== THE DATA

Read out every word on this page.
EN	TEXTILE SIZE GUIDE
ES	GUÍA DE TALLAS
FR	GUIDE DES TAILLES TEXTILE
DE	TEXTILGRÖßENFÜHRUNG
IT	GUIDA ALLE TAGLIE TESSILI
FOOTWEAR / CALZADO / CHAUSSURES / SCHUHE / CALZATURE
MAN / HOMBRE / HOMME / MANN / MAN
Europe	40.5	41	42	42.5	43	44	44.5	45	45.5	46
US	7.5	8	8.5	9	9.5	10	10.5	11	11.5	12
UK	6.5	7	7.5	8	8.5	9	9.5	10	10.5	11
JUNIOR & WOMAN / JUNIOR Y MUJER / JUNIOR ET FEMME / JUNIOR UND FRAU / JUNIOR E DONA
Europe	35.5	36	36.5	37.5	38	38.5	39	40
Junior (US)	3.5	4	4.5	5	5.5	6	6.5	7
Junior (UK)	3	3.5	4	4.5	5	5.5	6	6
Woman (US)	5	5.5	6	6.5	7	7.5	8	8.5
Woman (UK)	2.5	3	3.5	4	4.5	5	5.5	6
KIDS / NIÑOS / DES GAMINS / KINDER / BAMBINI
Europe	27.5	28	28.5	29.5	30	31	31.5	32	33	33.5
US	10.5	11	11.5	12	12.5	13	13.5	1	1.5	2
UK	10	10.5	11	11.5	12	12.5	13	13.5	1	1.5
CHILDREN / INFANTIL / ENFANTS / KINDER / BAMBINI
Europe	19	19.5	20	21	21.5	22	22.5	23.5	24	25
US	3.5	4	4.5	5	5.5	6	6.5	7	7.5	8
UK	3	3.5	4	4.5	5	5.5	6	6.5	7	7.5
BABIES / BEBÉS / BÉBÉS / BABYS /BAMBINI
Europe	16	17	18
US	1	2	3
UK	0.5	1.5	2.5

====

## REQUIRED TASK
Copy down the whole of the data above, matching it exactly.

## RESPONSE TO THE EXERCISE
Read out every word on this page.
EN	TEXTILE SIZE GUIDE
ES	GUÍA DE TALLAS
FR	GUIDE DES TAILLES TEXTILE
DE	TEXTILGRÖßENFÜHRUNG
IT	GUIDA ALLE TAGLIE TESSILI
FOOTWEAR / CALZADO / CHAUSSURES / SCHUHE / CALZATURE
MAN / HOMBRE / HOMME / MANN / MAN
Europe	40.5	41	42	42.5	43	44	44.5	45	45.5	46
US	7.5	8	8.5	9	9.5	10	10.5	11	11.5	12
UK	6.5	7	7.5	8	8.5	9	9.5	10	10.5	11
JUNIOR & WOMAN / JUNIOR Y MUJER / JUNIOR ET FEMME / JUNIOR UND FRAU / JUNIOR E DONA
Europe	35.5	36	36.5	37.5	38	38.5	39	40
Junior (US)	3.5	4	4.5	5	5.5	6	6.5	7
Junior (UK)	3	3.5	4	4.5	5	5.5	6	6
Woman (US)	5	5.5	6	6.5	7	7.5	8	8.5
Woman (UK)	2.5	3	3.5	4	4.5	5	5.5	6
KIDS / NIÑOS / DES GAMINS / KINDER / BAMBINI
Europe	27.5	28	28.5	29.5	30	31	31.5	32	33	33.5
US	10.5	11	11.5	12	12.5	13	13.5	1	1.5	2
UK	10	10.5	11	11.5	12	12.5	13	13.5	1	1.5
CHILDREN / INFANTIL / ENFANTS / KINDER / BAMBINI
Europe	19	19.5	20	21	21.5	22	22.5	23.5	24	25
US	3.5	4	4.5	5	5.5	6	6.5	7	7.5	8
UK	3	3.5	4	4.5	5	5.5	6	6.5	7	7.5
BABIES / BEBÉS / BÉBÉS / BABYS /BAMBINI
Europe	16	17	18
US	1	2	3
UK	0.5	1.5	2.5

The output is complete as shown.